_Task instructions_
Switch every "marker-stroke" in the listing below to "marker-outline" and leave everything else as it is. Leave the picture out of your version.

[Dataset excerpt]
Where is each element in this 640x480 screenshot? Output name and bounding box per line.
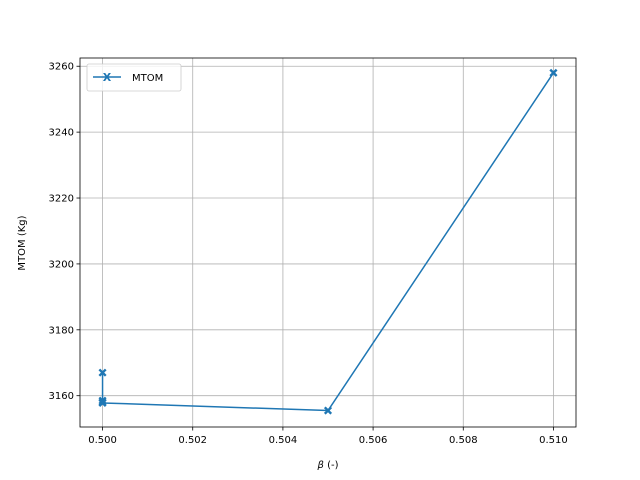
y-axis-ticks: 3160 3180 3200 3220 3240 3260 [49,62,80,402]
y-axis-label: MTOM (Kg) [17,215,28,270]
data-point-marker [323,406,333,415]
x-tick-label: 0.500 [88,435,117,446]
x-tick-label: 0.504 [269,435,298,446]
legend-marker-mtom: X [103,71,112,84]
x-tick-label: 0.502 [178,435,207,446]
x-axis-label-symbol: β [317,460,325,471]
y-tick-label: 3160 [49,391,74,402]
marker-stroke [549,68,558,77]
marker-stroke [98,368,107,377]
legend-label-mtom: MTOM [132,73,163,84]
x-axis-ticks: 0.500 0.502 0.504 0.506 0.508 0.510 [88,427,568,446]
legend: X MTOM [86,63,182,92]
plot-frame [79,57,577,428]
y-tick-label: 3200 [49,259,74,270]
y-tick-label: 3220 [49,194,74,205]
marker-stroke [98,398,107,407]
x-tick-label: 0.506 [359,435,388,446]
x-axis-label: β (-) [317,460,339,471]
y-tick-label: 3180 [49,325,74,336]
marker-stroke [323,406,333,415]
grid-lines [80,58,576,427]
x-tick-label: 0.508 [449,435,478,446]
data-point-marker [98,398,107,407]
y-tick-label: 3240 [49,128,74,139]
x-tick-label: 0.510 [539,435,568,446]
data-point-marker [549,68,558,77]
legend-box [86,63,182,92]
x-axis-label-unit: (-) [324,460,339,471]
y-tick-label: 3260 [49,62,74,73]
data-point-marker [98,368,107,377]
series-layer [98,68,558,415]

_Finished task_
Where is each element in this 640x480 screenshot? Output name and bounding box per line.
y-axis-ticks: 3160 3180 3200 3220 3240 3260 [49,62,80,402]
y-axis-label: MTOM (Kg) [17,215,28,270]
data-point-marker [323,406,333,415]
x-tick-label: 0.500 [88,435,117,446]
x-tick-label: 0.504 [269,435,298,446]
legend-marker-mtom: X [103,71,112,84]
x-tick-label: 0.502 [178,435,207,446]
x-axis-label-symbol: β [317,460,325,471]
y-tick-label: 3160 [49,391,74,402]
marker-outline [549,68,558,77]
marker-outline [98,368,107,377]
legend-label-mtom: MTOM [132,73,163,84]
x-axis-ticks: 0.500 0.502 0.504 0.506 0.508 0.510 [88,427,568,446]
legend: X MTOM [86,63,182,92]
plot-frame [79,57,577,428]
y-tick-label: 3200 [49,259,74,270]
y-tick-label: 3220 [49,194,74,205]
marker-outline [98,398,107,407]
x-tick-label: 0.506 [359,435,388,446]
x-axis-label: β (-) [317,460,339,471]
y-tick-label: 3180 [49,325,74,336]
marker-outline [323,406,333,415]
grid-lines [80,58,576,427]
x-tick-label: 0.508 [449,435,478,446]
data-point-marker [98,398,107,407]
y-tick-label: 3240 [49,128,74,139]
x-tick-label: 0.510 [539,435,568,446]
data-point-marker [549,68,558,77]
legend-box [86,63,182,92]
x-axis-label-unit: (-) [324,460,339,471]
y-tick-label: 3260 [49,62,74,73]
data-point-marker [98,368,107,377]
series-layer [98,68,558,415]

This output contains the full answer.